Source records |
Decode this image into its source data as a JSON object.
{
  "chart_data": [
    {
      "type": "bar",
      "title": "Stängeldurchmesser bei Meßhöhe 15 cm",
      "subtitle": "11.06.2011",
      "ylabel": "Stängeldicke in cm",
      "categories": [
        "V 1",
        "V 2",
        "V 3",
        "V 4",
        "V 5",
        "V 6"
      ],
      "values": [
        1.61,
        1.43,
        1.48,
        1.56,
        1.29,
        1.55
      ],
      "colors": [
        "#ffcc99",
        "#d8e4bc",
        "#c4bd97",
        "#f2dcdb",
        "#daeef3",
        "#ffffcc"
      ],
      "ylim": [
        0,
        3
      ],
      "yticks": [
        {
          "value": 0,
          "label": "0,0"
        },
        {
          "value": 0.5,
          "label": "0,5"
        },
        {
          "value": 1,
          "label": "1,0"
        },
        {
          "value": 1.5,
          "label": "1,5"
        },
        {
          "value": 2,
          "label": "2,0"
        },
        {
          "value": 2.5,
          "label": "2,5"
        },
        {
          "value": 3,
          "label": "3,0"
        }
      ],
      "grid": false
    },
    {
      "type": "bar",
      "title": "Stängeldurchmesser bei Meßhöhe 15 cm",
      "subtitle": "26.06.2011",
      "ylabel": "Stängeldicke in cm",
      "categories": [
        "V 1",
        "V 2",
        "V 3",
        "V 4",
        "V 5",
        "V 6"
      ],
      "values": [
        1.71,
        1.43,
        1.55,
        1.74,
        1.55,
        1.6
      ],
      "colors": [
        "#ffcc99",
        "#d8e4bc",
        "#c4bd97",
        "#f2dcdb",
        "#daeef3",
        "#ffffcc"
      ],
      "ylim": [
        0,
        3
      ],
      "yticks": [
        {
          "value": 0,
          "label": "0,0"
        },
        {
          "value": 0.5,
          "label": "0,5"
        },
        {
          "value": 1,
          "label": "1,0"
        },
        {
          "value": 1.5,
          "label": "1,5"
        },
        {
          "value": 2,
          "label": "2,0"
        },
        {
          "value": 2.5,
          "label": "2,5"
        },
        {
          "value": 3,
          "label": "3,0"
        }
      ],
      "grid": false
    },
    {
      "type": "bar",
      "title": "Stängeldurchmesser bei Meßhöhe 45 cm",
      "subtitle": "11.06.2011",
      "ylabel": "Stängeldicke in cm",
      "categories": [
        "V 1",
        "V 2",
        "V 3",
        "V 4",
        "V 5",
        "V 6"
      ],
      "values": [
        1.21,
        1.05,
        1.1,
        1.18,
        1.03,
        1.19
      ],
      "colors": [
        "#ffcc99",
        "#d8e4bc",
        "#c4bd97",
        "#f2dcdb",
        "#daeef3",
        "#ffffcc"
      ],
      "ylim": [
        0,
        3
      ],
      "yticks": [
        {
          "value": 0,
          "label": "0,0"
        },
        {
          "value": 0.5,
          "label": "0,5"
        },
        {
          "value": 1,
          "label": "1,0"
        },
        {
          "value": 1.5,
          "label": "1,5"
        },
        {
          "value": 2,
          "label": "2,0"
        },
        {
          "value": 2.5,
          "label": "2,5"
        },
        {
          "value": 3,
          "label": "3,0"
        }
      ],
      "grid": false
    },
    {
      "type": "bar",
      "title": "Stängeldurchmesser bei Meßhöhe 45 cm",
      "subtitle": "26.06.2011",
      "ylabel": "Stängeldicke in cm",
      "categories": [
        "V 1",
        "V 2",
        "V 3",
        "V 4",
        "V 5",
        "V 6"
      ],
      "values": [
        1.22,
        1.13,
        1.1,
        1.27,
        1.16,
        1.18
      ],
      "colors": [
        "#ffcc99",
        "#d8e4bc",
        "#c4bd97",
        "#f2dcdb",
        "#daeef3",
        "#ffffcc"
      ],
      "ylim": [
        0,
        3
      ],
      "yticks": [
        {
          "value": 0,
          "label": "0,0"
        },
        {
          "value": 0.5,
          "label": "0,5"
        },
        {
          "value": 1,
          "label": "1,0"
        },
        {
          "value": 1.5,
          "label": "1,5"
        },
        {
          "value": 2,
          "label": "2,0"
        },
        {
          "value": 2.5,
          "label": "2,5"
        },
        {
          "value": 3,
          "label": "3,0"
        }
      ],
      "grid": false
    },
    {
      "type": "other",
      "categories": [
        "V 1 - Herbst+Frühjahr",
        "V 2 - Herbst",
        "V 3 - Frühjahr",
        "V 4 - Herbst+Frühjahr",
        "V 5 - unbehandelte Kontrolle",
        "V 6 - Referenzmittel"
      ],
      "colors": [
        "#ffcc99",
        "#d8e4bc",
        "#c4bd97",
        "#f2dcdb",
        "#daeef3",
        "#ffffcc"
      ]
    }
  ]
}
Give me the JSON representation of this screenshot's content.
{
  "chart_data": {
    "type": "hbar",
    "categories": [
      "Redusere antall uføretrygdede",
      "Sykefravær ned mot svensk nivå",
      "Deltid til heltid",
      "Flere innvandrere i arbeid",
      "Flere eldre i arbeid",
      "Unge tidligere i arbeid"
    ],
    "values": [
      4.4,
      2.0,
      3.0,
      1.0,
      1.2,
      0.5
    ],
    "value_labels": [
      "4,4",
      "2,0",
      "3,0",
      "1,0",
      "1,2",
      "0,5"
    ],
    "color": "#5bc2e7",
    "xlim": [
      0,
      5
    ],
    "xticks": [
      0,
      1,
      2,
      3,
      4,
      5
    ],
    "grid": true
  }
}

What you have to do |
In the entries above, locate every line with the word "Flere" and copy it.

Final result |
      "Flere innvandrere i arbeid",
      "Flere eldre i arbeid",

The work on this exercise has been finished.